■ REQUISITI DELL'ESERCIZIO: Ricopia per intero il testo sulla firma tecnica del contratto dei bancari, senza alcuna modifica.

■ ESTRATTO DELLA PAGINA:
● ● ● ● ●

“Firma tecnica” del sindacato dei bancari sulla bozza di rinnovo del contratto nazionale. La decisione spetta alle assemblee

“Firma tecnica” del sindacato dei bancari sulla bozza di rinnovo del contratto nazionale. La decisione spetta alle assemblee

Con un secco comunicato, che qui riportiamo, il sindacato dei bancari rende noto che è stata siglata un bozza di accordo per il rinnovo del contratto nazionale di lavoro, all’alba del primo aprile.

“Alle 5 della mattina del primo aprile si è concluso il confronto tenutosi nei giorni del 30 e 31 marzo con la definizione di una ipotesi di rinnovo del Contratto Nazionale dei lavoratori bancari, ipotesi che sarà portata alla approvazione del nostro Direttivo Nazionale ed a quella dei lavoratori nelle assemblee che si terranno capillarmente su tutto il territorio nazionale”, scrive la Fisac Cgil in una nota pubblicata sul suo portale internet.
L’ipotesi di contratto, che avrà durata fino al 31 dicembre 2018, prevede un aumento di 85 euro che garantisce il recupero dell’inflazione. La sigla interessa oltre 300mila lavoratori del settore.

La Fisac Cgil sottolinea comunque che “l’ipotesi di rinnovo non è stata ancora sottoscritta se non con una ‘firma tecnica di inizializzazione’ (utile a certificare le intese raggiunte) proprio per rispettare i dovuti passaggi negli organismi dirigenti e, soprattutto, nelle assemblee dei lavoratori cui l’ipotesi sarà sottoposta prima di un’eventuale firma”.

● ● ● ● ●

■ ESTRATTI DEI DATI:
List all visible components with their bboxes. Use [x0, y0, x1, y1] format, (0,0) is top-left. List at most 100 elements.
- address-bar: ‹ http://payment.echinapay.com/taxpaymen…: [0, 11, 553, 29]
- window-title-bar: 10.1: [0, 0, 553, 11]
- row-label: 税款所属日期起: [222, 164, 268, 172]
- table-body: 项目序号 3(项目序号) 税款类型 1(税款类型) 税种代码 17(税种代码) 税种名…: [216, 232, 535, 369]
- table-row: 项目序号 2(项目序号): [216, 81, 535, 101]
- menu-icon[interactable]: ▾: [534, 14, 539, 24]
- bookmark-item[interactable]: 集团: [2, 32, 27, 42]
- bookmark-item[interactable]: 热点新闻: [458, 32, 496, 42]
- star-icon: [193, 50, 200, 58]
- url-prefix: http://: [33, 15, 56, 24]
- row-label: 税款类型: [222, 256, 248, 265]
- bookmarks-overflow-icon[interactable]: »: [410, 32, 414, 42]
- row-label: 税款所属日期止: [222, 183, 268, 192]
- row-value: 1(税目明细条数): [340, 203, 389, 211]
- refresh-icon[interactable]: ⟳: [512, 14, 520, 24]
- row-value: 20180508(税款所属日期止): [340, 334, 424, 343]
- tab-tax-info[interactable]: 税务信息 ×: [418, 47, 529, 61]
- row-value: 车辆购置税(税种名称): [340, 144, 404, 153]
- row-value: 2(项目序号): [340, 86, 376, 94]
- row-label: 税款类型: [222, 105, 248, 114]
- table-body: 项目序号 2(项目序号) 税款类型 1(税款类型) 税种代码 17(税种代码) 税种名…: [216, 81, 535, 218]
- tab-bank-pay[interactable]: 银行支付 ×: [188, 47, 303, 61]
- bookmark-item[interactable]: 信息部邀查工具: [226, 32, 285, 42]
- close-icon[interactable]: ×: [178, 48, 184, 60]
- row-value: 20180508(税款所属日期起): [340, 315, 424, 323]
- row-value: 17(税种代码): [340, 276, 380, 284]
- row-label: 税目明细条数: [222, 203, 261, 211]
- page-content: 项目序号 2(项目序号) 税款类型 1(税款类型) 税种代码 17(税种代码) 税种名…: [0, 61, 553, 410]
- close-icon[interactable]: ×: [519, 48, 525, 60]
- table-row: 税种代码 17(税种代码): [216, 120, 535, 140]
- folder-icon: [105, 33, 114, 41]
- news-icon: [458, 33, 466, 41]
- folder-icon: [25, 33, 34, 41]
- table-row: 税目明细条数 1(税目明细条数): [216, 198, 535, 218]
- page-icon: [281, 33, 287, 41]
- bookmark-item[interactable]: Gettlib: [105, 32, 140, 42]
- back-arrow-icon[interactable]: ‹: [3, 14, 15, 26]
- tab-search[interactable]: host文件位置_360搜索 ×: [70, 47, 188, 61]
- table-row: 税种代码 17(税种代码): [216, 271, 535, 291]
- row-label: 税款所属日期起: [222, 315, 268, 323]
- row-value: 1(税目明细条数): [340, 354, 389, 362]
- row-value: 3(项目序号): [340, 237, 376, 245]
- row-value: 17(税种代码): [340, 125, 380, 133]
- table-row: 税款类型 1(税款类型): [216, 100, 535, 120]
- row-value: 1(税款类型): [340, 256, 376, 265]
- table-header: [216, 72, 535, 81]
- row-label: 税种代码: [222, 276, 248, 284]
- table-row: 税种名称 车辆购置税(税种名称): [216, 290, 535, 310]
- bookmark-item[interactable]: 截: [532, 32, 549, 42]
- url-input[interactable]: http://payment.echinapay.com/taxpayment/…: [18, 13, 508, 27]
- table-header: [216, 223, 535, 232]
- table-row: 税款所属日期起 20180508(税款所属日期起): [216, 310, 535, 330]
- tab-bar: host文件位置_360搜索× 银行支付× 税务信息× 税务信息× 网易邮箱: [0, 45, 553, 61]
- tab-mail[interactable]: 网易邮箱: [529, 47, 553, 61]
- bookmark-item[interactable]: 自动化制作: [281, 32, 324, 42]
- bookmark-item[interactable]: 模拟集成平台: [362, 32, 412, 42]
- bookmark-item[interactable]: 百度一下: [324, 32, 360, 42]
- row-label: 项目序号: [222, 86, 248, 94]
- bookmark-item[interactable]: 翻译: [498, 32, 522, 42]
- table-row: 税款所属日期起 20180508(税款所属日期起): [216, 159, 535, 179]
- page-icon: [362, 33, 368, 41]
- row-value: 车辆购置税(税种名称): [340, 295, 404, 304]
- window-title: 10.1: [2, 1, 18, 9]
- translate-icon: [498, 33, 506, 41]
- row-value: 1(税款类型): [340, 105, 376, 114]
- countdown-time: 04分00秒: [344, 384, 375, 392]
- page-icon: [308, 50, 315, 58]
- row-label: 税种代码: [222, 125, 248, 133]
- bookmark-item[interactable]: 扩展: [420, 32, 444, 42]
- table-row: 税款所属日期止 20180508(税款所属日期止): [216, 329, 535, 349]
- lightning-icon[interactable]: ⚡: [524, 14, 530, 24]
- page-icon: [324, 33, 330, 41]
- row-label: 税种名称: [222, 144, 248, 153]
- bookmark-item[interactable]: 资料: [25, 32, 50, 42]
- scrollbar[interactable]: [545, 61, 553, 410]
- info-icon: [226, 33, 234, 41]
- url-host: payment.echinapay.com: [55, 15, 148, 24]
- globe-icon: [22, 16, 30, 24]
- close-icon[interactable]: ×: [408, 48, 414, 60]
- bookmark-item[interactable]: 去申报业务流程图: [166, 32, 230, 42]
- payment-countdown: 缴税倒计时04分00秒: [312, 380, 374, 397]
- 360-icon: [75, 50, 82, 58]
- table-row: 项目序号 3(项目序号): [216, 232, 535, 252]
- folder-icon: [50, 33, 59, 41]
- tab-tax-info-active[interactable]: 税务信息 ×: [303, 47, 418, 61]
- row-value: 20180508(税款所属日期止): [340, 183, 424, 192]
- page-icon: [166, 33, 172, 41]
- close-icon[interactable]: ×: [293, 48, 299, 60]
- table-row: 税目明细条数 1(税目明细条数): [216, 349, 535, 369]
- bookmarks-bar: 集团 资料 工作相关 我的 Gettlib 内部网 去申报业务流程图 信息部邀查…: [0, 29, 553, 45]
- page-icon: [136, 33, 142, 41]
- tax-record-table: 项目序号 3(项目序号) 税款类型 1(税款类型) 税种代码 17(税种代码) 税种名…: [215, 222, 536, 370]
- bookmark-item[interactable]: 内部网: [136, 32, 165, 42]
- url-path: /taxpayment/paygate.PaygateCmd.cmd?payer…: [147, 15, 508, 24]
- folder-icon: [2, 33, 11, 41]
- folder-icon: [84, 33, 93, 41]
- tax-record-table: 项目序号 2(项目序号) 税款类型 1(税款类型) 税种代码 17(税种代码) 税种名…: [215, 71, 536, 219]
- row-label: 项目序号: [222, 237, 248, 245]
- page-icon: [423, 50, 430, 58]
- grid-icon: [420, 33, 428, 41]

● ● ● ● ●

■ RISULTATO DELL'ESERCIZIO:
“Firma tecnica” del sindacato dei bancari sulla bozza di rinnovo del contratto nazionale. La decisione spetta alle assemblee

“Firma tecnica” del sindacato dei bancari sulla bozza di rinnovo del contratto nazionale. La decisione spetta alle assemblee

Con un secco comunicato, che qui riportiamo, il sindacato dei bancari rende noto che è stata siglata un bozza di accordo per il rinnovo del contratto nazionale di lavoro, all’alba del primo aprile.

“Alle 5 della mattina del primo aprile si è concluso il confronto tenutosi nei giorni del 30 e 31 marzo con la definizione di una ipotesi di rinnovo del Contratto Nazionale dei lavoratori bancari, ipotesi che sarà portata alla approvazione del nostro Direttivo Nazionale ed a quella dei lavoratori nelle assemblee che si terranno capillarmente su tutto il territorio nazionale”, scrive la Fisac Cgil in una nota pubblicata sul suo portale internet.
L’ipotesi di contratto, che avrà durata fino al 31 dicembre 2018, prevede un aumento di 85 euro che garantisce il recupero dell’inflazione. La sigla interessa oltre 300mila lavoratori del settore.

La Fisac Cgil sottolinea comunque che “l’ipotesi di rinnovo non è stata ancora sottoscritta se non con una ‘firma tecnica di inizializzazione’ (utile a certificare le intese raggiunte) proprio per rispettare i dovuti passaggi negli organismi dirigenti e, soprattutto, nelle assemblee dei lavoratori cui l’ipotesi sarà sottoposta prima di un’eventuale firma”.